## OBJECTIVE:
What follows is a block of records; reproduce all of it verbatim.

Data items
☆ ☆ ☆

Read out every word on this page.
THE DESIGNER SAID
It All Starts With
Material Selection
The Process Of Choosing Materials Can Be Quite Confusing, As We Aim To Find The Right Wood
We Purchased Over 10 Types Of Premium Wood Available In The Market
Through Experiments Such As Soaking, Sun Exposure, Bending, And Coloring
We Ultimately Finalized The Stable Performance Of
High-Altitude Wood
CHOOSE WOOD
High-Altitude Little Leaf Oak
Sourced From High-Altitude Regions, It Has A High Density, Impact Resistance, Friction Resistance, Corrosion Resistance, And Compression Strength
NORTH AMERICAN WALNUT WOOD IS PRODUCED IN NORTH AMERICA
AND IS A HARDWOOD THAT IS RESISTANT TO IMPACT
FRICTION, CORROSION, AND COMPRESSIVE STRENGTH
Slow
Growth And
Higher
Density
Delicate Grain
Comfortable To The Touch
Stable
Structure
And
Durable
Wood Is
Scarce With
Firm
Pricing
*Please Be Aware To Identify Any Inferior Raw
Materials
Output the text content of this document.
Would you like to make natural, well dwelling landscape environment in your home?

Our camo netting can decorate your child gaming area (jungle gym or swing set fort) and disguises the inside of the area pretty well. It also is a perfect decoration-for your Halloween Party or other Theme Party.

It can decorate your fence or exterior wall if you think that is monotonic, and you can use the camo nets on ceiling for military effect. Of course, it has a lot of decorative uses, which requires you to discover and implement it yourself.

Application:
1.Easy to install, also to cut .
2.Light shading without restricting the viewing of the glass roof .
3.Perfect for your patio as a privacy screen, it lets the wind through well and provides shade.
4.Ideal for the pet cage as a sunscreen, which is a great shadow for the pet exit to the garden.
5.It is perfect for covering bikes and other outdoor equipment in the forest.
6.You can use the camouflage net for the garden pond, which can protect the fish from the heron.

☆ ☆ ☆

## EXPECTED ANSWER:
Read out every word on this page.
THE DESIGNER SAID
It All Starts With
Material Selection
The Process Of Choosing Materials Can Be Quite Confusing, As We Aim To Find The Right Wood
We Purchased Over 10 Types Of Premium Wood Available In The Market
Through Experiments Such As Soaking, Sun Exposure, Bending, And Coloring
We Ultimately Finalized The Stable Performance Of
High-Altitude Wood
CHOOSE WOOD
High-Altitude Little Leaf Oak
Sourced From High-Altitude Regions, It Has A High Density, Impact Resistance, Friction Resistance, Corrosion Resistance, And Compression Strength
NORTH AMERICAN WALNUT WOOD IS PRODUCED IN NORTH AMERICA
AND IS A HARDWOOD THAT IS RESISTANT TO IMPACT
FRICTION, CORROSION, AND COMPRESSIVE STRENGTH
Slow
Growth And
Higher
Density
Delicate Grain
Comfortable To The Touch
Stable
Structure
And
Durable
Wood Is
Scarce With
Firm
Pricing
*Please Be Aware To Identify Any Inferior Raw
Materials
Output the text content of this document.
Would you like to make natural, well dwelling landscape environment in your home?

Our camo netting can decorate your child gaming area (jungle gym or swing set fort) and disguises the inside of the area pretty well. It also is a perfect decoration-for your Halloween Party or other Theme Party.

It can decorate your fence or exterior wall if you think that is monotonic, and you can use the camo nets on ceiling for military effect. Of course, it has a lot of decorative uses, which requires you to discover and implement it yourself.

Application:
1.Easy to install, also to cut .
2.Light shading without restricting the viewing of the glass roof .
3.Perfect for your patio as a privacy screen, it lets the wind through well and provides shade.
4.Ideal for the pet cage as a sunscreen, which is a great shadow for the pet exit to the garden.
5.It is perfect for covering bikes and other outdoor equipment in the forest.
6.You can use the camouflage net for the garden pond, which can protect the fish from the heron.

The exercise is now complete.